> [PROBLEM TO WORK ON]: Print only the line with "Output a JSON" and the lines after it, ending with the last line of the material, each exactly as it stands.

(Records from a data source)
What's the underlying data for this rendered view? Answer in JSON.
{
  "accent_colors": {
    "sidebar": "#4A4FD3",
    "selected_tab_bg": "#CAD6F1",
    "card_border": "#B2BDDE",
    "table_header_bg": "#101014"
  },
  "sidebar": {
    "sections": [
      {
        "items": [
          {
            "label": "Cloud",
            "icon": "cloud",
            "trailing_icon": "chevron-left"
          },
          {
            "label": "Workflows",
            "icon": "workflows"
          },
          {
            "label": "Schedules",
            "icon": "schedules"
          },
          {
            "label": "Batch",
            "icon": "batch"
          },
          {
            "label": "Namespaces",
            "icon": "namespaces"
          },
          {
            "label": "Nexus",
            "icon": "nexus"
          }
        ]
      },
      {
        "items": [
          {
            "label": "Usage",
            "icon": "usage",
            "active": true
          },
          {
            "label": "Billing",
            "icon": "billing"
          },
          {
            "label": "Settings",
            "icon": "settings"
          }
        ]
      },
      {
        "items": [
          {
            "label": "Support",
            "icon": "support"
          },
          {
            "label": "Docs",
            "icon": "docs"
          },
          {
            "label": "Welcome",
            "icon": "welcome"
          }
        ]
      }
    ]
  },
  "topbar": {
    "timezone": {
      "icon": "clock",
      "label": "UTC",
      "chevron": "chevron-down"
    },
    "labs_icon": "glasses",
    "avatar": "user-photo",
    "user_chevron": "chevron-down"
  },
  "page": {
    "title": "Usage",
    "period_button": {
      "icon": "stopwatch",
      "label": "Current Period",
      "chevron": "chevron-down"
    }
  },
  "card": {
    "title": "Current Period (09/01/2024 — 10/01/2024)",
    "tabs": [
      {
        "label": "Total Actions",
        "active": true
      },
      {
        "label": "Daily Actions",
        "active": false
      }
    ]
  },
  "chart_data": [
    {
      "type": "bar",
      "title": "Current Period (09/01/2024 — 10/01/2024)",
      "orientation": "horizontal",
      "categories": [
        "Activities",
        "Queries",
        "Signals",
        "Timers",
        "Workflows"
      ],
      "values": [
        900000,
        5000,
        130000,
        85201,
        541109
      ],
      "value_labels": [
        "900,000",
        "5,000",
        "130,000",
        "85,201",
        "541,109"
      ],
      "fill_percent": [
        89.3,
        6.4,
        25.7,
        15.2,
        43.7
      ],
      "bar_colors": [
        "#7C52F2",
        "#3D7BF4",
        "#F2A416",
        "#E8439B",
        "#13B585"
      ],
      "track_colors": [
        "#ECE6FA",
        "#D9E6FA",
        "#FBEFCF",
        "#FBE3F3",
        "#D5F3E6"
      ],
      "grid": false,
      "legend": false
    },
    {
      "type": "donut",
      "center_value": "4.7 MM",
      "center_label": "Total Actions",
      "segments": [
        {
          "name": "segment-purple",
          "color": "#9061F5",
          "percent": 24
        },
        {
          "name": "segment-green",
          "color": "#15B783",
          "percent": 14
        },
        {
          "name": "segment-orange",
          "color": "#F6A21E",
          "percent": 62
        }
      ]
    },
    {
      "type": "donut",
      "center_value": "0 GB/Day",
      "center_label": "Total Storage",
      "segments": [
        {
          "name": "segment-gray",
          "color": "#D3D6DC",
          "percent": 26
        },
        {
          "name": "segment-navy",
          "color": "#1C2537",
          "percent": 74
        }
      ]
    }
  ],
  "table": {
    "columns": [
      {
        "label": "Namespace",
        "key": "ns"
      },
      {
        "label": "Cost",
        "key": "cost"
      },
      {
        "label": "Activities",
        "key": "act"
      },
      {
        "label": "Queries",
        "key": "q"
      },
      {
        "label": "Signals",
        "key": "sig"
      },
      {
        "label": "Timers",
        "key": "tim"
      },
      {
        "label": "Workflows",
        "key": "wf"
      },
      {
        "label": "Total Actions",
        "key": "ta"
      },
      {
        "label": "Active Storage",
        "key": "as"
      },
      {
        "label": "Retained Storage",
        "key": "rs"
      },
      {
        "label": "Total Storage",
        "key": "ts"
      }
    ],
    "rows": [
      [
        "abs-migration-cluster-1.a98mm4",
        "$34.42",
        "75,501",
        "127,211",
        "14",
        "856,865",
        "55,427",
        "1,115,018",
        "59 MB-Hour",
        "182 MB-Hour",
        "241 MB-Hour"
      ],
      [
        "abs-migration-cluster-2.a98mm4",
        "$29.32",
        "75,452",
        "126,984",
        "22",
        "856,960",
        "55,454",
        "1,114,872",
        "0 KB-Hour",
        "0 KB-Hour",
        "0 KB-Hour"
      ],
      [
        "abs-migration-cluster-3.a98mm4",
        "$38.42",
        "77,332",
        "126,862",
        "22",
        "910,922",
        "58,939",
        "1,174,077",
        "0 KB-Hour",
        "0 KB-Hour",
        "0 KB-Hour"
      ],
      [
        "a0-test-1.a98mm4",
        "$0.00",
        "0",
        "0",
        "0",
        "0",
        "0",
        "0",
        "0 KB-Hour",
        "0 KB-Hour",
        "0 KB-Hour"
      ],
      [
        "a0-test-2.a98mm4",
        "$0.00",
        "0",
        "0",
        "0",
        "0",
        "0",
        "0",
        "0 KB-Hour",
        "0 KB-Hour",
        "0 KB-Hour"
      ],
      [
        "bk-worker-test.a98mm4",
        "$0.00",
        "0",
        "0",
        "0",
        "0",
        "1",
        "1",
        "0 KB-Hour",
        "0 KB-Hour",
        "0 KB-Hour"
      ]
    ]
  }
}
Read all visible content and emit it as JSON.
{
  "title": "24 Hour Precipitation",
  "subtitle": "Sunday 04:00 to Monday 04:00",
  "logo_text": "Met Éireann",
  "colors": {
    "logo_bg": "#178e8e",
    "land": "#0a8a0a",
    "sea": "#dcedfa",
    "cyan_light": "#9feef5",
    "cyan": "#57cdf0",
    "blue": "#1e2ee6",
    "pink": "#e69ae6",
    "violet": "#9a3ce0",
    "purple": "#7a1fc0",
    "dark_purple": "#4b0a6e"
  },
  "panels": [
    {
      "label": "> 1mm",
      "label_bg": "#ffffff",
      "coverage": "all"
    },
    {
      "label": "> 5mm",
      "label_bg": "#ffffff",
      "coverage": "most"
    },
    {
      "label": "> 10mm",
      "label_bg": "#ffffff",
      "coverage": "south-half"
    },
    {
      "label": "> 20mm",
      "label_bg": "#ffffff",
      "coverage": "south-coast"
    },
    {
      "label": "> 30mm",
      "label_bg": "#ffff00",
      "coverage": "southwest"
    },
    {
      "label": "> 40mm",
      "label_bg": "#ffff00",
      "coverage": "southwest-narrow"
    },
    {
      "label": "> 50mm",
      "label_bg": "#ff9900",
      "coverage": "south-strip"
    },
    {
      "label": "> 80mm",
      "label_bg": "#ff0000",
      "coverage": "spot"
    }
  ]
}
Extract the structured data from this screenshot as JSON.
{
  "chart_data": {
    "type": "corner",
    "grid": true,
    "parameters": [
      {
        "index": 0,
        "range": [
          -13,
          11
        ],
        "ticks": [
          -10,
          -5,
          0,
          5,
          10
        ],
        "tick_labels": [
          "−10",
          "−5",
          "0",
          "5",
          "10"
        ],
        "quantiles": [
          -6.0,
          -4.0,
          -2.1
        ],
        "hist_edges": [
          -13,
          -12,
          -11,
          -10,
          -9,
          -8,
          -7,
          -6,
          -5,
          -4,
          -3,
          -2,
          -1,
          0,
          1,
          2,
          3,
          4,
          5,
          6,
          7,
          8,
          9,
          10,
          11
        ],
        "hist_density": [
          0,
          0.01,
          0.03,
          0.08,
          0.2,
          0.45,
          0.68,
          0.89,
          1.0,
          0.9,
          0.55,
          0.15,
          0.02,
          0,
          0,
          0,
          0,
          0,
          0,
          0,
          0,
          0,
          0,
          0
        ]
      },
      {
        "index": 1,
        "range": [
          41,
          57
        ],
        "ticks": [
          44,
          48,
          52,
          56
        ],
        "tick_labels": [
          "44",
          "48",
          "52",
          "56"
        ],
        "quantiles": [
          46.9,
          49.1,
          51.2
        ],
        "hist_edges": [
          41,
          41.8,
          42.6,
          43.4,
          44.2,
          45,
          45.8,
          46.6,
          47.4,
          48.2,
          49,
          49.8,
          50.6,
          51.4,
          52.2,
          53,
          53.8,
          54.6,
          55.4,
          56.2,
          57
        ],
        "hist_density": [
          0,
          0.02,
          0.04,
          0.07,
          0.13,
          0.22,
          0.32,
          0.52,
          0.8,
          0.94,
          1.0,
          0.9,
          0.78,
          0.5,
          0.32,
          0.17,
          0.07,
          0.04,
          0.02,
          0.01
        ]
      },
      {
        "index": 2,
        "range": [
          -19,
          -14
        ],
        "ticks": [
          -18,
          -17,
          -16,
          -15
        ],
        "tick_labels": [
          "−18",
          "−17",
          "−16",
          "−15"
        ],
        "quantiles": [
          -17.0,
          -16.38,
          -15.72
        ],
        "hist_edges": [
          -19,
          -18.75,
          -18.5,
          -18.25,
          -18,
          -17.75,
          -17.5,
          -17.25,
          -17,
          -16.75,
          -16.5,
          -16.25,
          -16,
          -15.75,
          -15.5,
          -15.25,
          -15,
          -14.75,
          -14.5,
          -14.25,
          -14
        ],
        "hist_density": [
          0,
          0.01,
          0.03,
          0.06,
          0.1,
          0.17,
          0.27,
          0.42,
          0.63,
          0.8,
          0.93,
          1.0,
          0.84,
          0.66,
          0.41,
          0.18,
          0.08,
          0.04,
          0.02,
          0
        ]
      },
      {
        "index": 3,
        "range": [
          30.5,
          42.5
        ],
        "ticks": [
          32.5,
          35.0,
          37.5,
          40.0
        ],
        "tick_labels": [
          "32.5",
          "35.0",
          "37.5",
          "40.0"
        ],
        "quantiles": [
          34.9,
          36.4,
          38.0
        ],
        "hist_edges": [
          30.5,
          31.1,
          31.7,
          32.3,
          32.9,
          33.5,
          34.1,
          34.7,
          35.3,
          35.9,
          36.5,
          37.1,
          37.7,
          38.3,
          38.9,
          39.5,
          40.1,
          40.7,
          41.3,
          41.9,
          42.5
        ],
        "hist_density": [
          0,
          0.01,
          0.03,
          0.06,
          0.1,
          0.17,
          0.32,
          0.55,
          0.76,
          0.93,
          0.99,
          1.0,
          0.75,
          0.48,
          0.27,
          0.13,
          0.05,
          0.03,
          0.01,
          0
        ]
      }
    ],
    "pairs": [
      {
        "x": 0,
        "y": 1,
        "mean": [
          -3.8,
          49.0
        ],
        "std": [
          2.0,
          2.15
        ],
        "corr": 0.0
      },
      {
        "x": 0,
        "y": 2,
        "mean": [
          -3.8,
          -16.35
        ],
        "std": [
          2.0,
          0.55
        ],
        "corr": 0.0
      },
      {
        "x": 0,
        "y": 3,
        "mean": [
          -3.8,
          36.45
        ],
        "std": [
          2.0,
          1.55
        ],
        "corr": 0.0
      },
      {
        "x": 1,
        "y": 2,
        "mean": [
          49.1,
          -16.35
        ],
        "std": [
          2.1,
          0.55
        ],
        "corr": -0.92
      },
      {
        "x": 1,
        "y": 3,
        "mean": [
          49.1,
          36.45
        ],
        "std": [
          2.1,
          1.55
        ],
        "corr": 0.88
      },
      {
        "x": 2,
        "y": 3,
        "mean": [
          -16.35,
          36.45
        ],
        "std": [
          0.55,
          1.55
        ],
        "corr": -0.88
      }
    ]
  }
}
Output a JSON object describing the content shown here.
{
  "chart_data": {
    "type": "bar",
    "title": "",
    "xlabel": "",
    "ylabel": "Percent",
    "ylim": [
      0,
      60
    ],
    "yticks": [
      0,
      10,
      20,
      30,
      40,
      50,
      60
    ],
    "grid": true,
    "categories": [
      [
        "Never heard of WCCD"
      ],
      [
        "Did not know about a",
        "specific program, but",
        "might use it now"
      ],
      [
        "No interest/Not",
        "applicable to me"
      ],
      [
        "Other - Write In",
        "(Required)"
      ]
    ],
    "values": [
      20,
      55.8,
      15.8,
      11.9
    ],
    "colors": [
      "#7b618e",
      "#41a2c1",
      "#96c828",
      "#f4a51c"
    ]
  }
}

> [EXPECTED OUTPUT]:
Output a JSON object describing the content shown here.
{
  "chart_data": {
    "type": "bar",
    "title": "",
    "xlabel": "",
    "ylabel": "Percent",
    "ylim": [
      0,
      60
    ],
    "yticks": [
      0,
      10,
      20,
      30,
      40,
      50,
      60
    ],
    "grid": true,
    "categories": [
      [
        "Never heard of WCCD"
      ],
      [
        "Did not know about a",
        "specific program, but",
        "might use it now"
      ],
      [
        "No interest/Not",
        "applicable to me"
      ],
      [
        "Other - Write In",
        "(Required)"
      ]
    ],
    "values": [
      20,
      55.8,
      15.8,
      11.9
    ],
    "colors": [
      "#7b618e",
      "#41a2c1",
      "#96c828",
      "#f4a51c"
    ]
  }
}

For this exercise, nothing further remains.